INFORMATION GIVEN =
════════════════
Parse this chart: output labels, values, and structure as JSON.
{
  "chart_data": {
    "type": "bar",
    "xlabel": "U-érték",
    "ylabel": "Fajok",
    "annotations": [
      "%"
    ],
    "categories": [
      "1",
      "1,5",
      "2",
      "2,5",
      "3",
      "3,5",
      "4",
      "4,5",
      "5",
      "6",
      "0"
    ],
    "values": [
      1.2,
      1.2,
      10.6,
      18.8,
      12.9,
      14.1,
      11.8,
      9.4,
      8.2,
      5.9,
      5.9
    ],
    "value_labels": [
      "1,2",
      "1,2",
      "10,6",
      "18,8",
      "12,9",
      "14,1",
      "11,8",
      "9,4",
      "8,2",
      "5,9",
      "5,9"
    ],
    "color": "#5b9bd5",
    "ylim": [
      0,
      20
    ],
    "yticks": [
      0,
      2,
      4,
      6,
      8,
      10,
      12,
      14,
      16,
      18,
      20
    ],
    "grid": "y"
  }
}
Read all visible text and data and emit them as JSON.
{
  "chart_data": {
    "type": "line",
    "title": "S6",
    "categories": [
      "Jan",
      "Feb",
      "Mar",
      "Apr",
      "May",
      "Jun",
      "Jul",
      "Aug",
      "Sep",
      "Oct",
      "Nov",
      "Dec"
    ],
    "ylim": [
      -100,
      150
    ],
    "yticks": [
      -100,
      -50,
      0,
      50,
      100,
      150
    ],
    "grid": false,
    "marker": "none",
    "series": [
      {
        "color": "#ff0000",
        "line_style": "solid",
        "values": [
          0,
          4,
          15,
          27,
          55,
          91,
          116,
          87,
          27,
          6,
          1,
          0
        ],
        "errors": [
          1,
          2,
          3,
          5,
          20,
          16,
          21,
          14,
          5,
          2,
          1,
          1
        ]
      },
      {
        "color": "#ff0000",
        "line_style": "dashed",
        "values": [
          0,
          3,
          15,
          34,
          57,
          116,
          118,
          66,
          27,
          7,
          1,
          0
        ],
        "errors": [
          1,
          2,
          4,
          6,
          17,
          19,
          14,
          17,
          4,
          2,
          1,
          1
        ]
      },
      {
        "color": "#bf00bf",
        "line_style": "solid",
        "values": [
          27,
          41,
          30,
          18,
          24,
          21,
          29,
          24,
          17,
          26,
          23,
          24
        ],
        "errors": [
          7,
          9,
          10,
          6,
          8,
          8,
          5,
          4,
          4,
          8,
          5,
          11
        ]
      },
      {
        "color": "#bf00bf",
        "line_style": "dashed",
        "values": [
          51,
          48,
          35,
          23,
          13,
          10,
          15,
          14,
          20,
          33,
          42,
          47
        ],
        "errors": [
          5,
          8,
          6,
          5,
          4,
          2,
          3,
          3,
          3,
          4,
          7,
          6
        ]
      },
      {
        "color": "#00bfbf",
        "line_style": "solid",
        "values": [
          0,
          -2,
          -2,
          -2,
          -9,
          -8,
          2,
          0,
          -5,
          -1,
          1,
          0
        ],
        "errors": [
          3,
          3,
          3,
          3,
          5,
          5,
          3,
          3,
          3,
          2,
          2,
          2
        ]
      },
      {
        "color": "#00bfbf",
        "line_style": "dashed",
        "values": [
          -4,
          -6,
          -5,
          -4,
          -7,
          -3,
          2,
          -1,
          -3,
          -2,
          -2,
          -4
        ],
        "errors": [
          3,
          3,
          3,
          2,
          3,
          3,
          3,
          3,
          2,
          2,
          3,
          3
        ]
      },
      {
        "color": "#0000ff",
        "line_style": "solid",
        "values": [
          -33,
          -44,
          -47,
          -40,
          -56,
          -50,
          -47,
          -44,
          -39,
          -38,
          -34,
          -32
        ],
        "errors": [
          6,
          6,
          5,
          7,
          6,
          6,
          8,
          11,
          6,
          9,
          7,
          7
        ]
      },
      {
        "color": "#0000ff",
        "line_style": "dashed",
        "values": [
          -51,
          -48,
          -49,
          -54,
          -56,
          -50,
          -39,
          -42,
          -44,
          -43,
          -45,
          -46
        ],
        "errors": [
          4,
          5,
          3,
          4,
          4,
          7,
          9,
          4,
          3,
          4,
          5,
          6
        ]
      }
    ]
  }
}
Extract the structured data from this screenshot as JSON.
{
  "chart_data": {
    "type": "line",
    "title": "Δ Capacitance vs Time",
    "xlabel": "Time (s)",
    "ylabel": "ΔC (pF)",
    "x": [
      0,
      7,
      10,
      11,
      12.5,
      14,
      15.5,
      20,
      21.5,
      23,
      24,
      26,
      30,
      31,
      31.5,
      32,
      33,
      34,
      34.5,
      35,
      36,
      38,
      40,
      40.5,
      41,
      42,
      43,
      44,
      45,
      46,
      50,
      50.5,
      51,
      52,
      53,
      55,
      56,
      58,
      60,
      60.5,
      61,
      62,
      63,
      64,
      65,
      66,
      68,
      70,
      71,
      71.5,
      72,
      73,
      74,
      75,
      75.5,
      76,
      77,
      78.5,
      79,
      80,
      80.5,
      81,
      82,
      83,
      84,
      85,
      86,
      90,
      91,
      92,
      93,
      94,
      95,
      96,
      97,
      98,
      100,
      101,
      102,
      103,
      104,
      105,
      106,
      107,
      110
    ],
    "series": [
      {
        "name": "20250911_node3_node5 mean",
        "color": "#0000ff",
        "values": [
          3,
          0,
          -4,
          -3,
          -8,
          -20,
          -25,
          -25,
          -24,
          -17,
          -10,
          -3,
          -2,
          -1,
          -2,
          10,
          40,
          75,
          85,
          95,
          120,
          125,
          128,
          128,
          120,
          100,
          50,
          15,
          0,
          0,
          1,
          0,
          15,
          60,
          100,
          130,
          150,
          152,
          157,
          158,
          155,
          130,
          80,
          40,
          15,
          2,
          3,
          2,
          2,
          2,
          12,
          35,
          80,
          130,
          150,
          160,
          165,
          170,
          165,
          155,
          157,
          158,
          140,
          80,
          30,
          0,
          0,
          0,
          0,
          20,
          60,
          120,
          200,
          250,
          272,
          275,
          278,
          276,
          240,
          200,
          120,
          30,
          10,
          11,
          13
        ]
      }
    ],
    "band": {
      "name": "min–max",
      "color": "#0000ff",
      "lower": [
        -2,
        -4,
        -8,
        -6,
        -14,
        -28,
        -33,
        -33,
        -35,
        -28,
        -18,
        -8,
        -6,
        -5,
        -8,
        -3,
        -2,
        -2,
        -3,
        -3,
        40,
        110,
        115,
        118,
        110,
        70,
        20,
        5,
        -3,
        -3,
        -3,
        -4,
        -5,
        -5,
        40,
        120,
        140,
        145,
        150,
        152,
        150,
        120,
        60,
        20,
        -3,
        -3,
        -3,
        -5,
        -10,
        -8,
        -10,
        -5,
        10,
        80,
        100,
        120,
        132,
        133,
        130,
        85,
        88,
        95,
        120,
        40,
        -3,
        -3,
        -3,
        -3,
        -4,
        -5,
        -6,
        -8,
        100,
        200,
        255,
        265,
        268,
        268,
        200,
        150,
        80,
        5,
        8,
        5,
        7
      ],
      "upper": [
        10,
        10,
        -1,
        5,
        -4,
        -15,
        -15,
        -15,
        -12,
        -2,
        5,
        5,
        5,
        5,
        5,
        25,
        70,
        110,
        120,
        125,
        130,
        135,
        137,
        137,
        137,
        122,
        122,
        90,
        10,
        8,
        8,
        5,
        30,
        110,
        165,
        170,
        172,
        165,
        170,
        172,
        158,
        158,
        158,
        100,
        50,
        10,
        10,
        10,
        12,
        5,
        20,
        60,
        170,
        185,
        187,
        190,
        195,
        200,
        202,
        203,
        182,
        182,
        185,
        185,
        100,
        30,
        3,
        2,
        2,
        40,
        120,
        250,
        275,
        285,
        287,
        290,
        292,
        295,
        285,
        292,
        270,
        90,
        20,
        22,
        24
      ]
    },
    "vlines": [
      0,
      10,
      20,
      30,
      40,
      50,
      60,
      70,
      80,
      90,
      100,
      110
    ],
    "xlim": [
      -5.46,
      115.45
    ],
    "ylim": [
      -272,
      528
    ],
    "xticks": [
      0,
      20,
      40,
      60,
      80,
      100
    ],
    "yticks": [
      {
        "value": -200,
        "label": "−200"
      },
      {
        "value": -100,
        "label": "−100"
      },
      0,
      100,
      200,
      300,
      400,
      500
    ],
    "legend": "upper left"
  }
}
════════════════
WHAT YOU SHOULD DO =
Tally the lines of the records holding the word "Time", then give only the resulting number.

ANSWER TO THE TASK =
2